# Materials provided:
◇ ◇ ◇ ◇ ◇ ◇ ◇
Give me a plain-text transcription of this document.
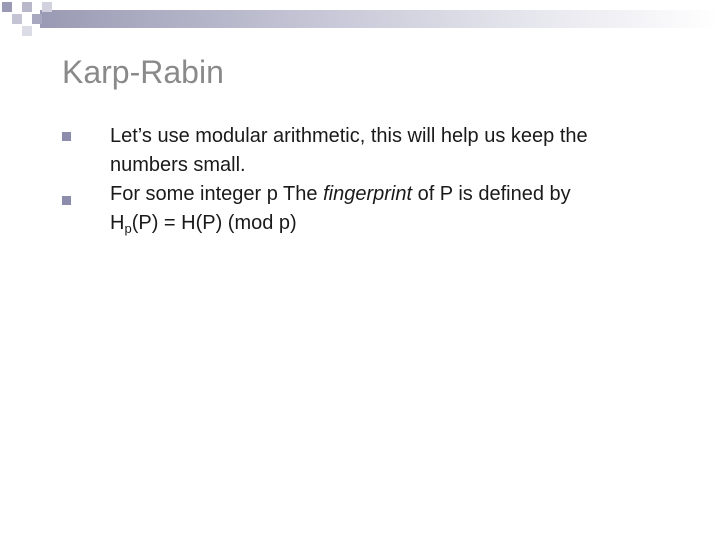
Karp-Rabin

Let’s use modular arithmetic, this will help us keep the numbers small.

For some integer p The fingerprint of P is defined by

$H_p(P) = H(P)$ (mod p)
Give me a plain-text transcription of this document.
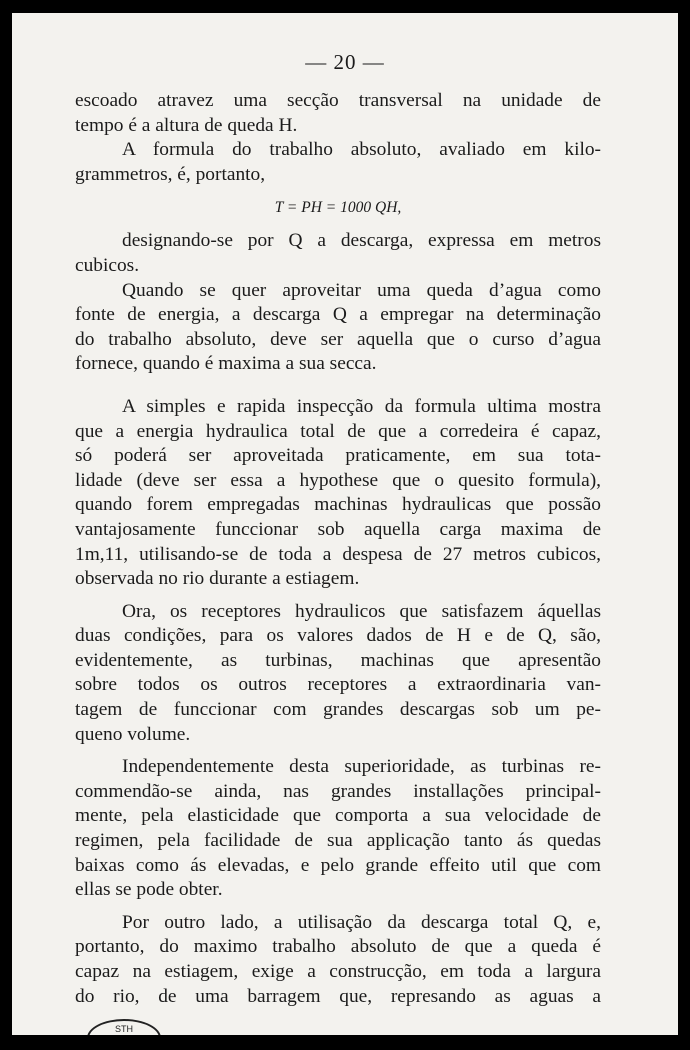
— 20 —
escoado atravez uma secção transversal na unidade de
tempo é a altura de queda H.
A formula do trabalho absoluto, avaliado em kilo-
grammetros, é, portanto,
T = PH = 1000 QH,
designando-se por Q a descarga, expressa em metros
cubicos.
Quando se quer aproveitar uma queda d’agua como
fonte de energia, a descarga Q a empregar na determinação
do trabalho absoluto, deve ser aquella que o curso d’agua
fornece, quando é maxima a sua secca.
A simples e rapida inspecção da formula ultima mostra
que a energia hydraulica total de que a corredeira é capaz,
só poderá ser aproveitada praticamente, em sua tota-
lidade (deve ser essa a hypothese que o quesito formula),
quando forem empregadas machinas hydraulicas que possão
vantajosamente funccionar sob aquella carga maxima de
1m,11, utilisando-se de toda a despesa de 27 metros cubicos,
observada no rio durante a estiagem.
Ora, os receptores hydraulicos que satisfazem áquellas
duas condições, para os valores dados de H e de Q, são,
evidentemente, as turbinas, machinas que apresentão
sobre todos os outros receptores a extraordinaria van-
tagem de funccionar com grandes descargas sob um pe-
queno volume.
Independentemente desta superioridade, as turbinas re-
commendão-se ainda, nas grandes installações principal-
mente, pela elasticidade que comporta a sua velocidade de
regimen, pela facilidade de sua applicação tanto ás quedas
baixas como ás elevadas, e pelo grande effeito util que com
ellas se pode obter.
Por outro lado, a utilisação da descarga total Q, e,
portanto, do maximo trabalho absoluto de que a queda é
capaz na estiagem, exige a construcção, em toda a largura
do rio, de uma barragem que, represando as aguas a
STH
◇ ◇ ◇ ◇ ◇ ◇ ◇
# The exercise:
Search the material above for "deve". Pull out each line where it shows up.

# Full solution:
do trabalho absoluto, deve ser aquella que o curso d’agua
lidade (deve ser essa a hypothese que o quesito formula),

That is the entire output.